start

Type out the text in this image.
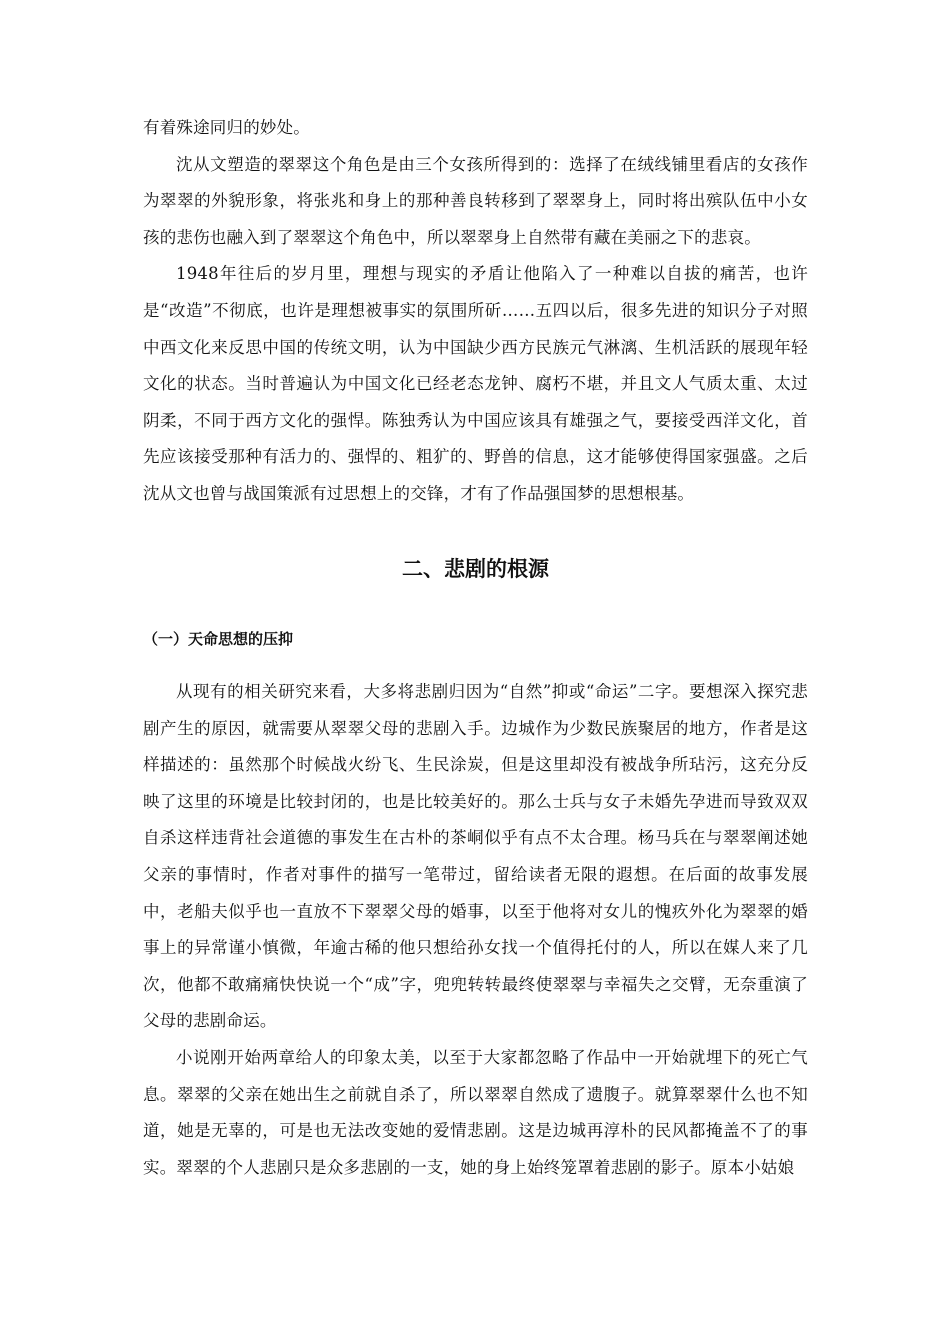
有着殊途同归的妙处。

沈从文塑造的翠翠这个角色是由三个女孩所得到的：选择了在绒线铺里看店的女孩作为翠翠的外貌形象，将张兆和身上的那种善良转移到了翠翠身上，同时将出殡队伍中小女孩的悲伤也融入到了翠翠这个角色中，所以翠翠身上自然带有藏在美丽之下的悲哀。

1948年往后的岁月里，理想与现实的矛盾让他陷入了一种难以自拔的痛苦，也许是“改造”不彻底，也许是理想被事实的氛围所斫……五四以后，很多先进的知识分子对照中西文化来反思中国的传统文明，认为中国缺少西方民族元气淋漓、生机活跃的展现年轻文化的状态。当时普遍认为中国文化已经老态龙钟、腐朽不堪，并且文人气质太重、太过阴柔，不同于西方文化的强悍。陈独秀认为中国应该具有雄强之气，要接受西洋文化，首先应该接受那种有活力的、强悍的、粗犷的、野兽的信息，这才能够使得国家强盛。之后沈从文也曾与战国策派有过思想上的交锋，才有了作品强国梦的思想根基。

二、悲剧的根源
（一）天命思想的压抑

从现有的相关研究来看，大多将悲剧归因为“自然”抑或“命运”二字。要想深入探究悲剧产生的原因，就需要从翠翠父母的悲剧入手。边城作为少数民族聚居的地方，作者是这样描述的：虽然那个时候战火纷飞、生民涂炭，但是这里却没有被战争所玷污，这充分反映了这里的环境是比较封闭的，也是比较美好的。那么士兵与女子未婚先孕进而导致双双自杀这样违背社会道德的事发生在古朴的茶峒似乎有点不太合理。杨马兵在与翠翠阐述她父亲的事情时，作者对事件的描写一笔带过，留给读者无限的遐想。在后面的故事发展中，老船夫似乎也一直放不下翠翠父母的婚事，以至于他将对女儿的愧疚外化为翠翠的婚事上的异常谨小慎微，年逾古稀的他只想给孙女找一个值得托付的人，所以在媒人来了几次，他都不敢痛痛快快说一个“成”字，兜兜转转最终使翠翠与幸福失之交臂，无奈重演了父母的悲剧命运。

小说刚开始两章给人的印象太美，以至于大家都忽略了作品中一开始就埋下的死亡气息。翠翠的父亲在她出生之前就自杀了，所以翠翠自然成了遗腹子。就算翠翠什么也不知道，她是无辜的，可是也无法改变她的爱情悲剧。这是边城再淳朴的民风都掩盖不了的事实。翠翠的个人悲剧只是众多悲剧的一支，她的身上始终笼罩着悲剧的影子。原本小姑娘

end

Every line above should be returned word for word, with the pictures left behind.

Solution to this task
Type out the text in this image.
有着殊途同归的妙处。

沈从文塑造的翠翠这个角色是由三个女孩所得到的：选择了在绒线铺里看店的女孩作为翠翠的外貌形象，将张兆和身上的那种善良转移到了翠翠身上，同时将出殡队伍中小女孩的悲伤也融入到了翠翠这个角色中，所以翠翠身上自然带有藏在美丽之下的悲哀。

1948年往后的岁月里，理想与现实的矛盾让他陷入了一种难以自拔的痛苦，也许是“改造”不彻底，也许是理想被事实的氛围所斫……五四以后，很多先进的知识分子对照中西文化来反思中国的传统文明，认为中国缺少西方民族元气淋漓、生机活跃的展现年轻文化的状态。当时普遍认为中国文化已经老态龙钟、腐朽不堪，并且文人气质太重、太过阴柔，不同于西方文化的强悍。陈独秀认为中国应该具有雄强之气，要接受西洋文化，首先应该接受那种有活力的、强悍的、粗犷的、野兽的信息，这才能够使得国家强盛。之后沈从文也曾与战国策派有过思想上的交锋，才有了作品强国梦的思想根基。

二、悲剧的根源
（一）天命思想的压抑

从现有的相关研究来看，大多将悲剧归因为“自然”抑或“命运”二字。要想深入探究悲剧产生的原因，就需要从翠翠父母的悲剧入手。边城作为少数民族聚居的地方，作者是这样描述的：虽然那个时候战火纷飞、生民涂炭，但是这里却没有被战争所玷污，这充分反映了这里的环境是比较封闭的，也是比较美好的。那么士兵与女子未婚先孕进而导致双双自杀这样违背社会道德的事发生在古朴的茶峒似乎有点不太合理。杨马兵在与翠翠阐述她父亲的事情时，作者对事件的描写一笔带过，留给读者无限的遐想。在后面的故事发展中，老船夫似乎也一直放不下翠翠父母的婚事，以至于他将对女儿的愧疚外化为翠翠的婚事上的异常谨小慎微，年逾古稀的他只想给孙女找一个值得托付的人，所以在媒人来了几次，他都不敢痛痛快快说一个“成”字，兜兜转转最终使翠翠与幸福失之交臂，无奈重演了父母的悲剧命运。

小说刚开始两章给人的印象太美，以至于大家都忽略了作品中一开始就埋下的死亡气息。翠翠的父亲在她出生之前就自杀了，所以翠翠自然成了遗腹子。就算翠翠什么也不知道，她是无辜的，可是也无法改变她的爱情悲剧。这是边城再淳朴的民风都掩盖不了的事实。翠翠的个人悲剧只是众多悲剧的一支，她的身上始终笼罩着悲剧的影子。原本小姑娘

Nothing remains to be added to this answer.